::: Untersuchter Text

Der gleiche Gedanke liegt einem Pilotprogramm für die modulare Produktion zugrunde, das autonome fahrerlose Transportsysteme einsetzt, um einige Vormontageprozesse zu rationalisieren. Ein Beispiel hierfür bildet der Einbau von Sonderausstattungen - ein Prozessschritt, der lange Zeit Effizienzsteigerungen in der Fließbandmontage verhindert hat. Das entsprechende Programm könnte laut Audi bis 2025 in die Serienproduktion überführt werden.

::::::

_Arbeitsaufträge:_
(a) Bis zu welchem Jahr könnte das Pilotprogramm laut dem Text über die modulare Produktion in die Serienproduktion überführt werden?
(b) Gib aus dem Text über die modulare Produktion den Abschnitt von „Der gleiche Gedanke“ bis „Serienproduktion überführt werden.“ wortgetreu wieder.

::: Vorliegende Einträge

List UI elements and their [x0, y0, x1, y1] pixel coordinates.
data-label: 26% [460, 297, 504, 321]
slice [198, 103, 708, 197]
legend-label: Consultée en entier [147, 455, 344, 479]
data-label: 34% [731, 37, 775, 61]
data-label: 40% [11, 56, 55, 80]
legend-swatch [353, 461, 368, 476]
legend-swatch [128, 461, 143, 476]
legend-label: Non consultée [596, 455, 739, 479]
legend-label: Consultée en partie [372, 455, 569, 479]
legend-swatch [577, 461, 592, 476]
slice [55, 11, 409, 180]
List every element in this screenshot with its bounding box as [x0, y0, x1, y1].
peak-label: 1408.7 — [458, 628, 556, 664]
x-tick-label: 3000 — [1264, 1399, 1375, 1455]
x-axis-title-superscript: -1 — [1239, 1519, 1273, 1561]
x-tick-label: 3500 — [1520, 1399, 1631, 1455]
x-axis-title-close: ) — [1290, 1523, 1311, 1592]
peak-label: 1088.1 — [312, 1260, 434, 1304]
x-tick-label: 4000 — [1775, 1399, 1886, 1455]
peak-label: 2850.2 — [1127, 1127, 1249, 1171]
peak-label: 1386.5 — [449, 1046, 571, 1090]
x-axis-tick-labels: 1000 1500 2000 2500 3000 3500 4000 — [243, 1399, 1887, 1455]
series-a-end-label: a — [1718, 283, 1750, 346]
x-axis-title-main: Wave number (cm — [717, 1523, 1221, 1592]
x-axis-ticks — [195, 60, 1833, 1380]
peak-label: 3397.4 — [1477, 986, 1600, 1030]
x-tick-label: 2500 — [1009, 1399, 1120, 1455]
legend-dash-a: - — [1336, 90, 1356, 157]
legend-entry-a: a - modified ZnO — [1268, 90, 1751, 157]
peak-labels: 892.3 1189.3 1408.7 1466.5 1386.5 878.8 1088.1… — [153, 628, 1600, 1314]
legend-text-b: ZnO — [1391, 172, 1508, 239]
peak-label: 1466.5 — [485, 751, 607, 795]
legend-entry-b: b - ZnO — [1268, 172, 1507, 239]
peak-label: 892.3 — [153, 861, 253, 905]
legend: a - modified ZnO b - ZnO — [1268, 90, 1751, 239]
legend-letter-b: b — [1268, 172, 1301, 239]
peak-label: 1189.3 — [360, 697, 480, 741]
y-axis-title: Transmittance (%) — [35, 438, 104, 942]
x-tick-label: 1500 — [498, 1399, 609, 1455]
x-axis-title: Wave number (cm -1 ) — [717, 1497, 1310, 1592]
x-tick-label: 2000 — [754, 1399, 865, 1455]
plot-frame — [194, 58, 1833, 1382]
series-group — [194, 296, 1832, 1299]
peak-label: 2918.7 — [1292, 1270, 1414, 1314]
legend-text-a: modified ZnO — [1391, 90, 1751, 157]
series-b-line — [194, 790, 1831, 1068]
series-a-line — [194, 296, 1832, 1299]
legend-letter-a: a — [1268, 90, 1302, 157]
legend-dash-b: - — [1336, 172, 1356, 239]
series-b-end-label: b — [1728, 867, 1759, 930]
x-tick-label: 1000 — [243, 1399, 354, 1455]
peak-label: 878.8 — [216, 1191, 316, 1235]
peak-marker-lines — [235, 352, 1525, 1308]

::::::

_Lösungen:_
(a) Bis 2025.

(b)
Der gleiche Gedanke liegt einem Pilotprogramm für die modulare Produktion zugrunde, das autonome fahrerlose Transportsysteme einsetzt, um einige Vormontageprozesse zu rationalisieren. Ein Beispiel hierfür bildet der Einbau von Sonderausstattungen - ein Prozessschritt, der lange Zeit Effizienzsteigerungen in der Fließbandmontage verhindert hat. Das entsprechende Programm könnte laut Audi bis 2025 in die Serienproduktion überführt werden.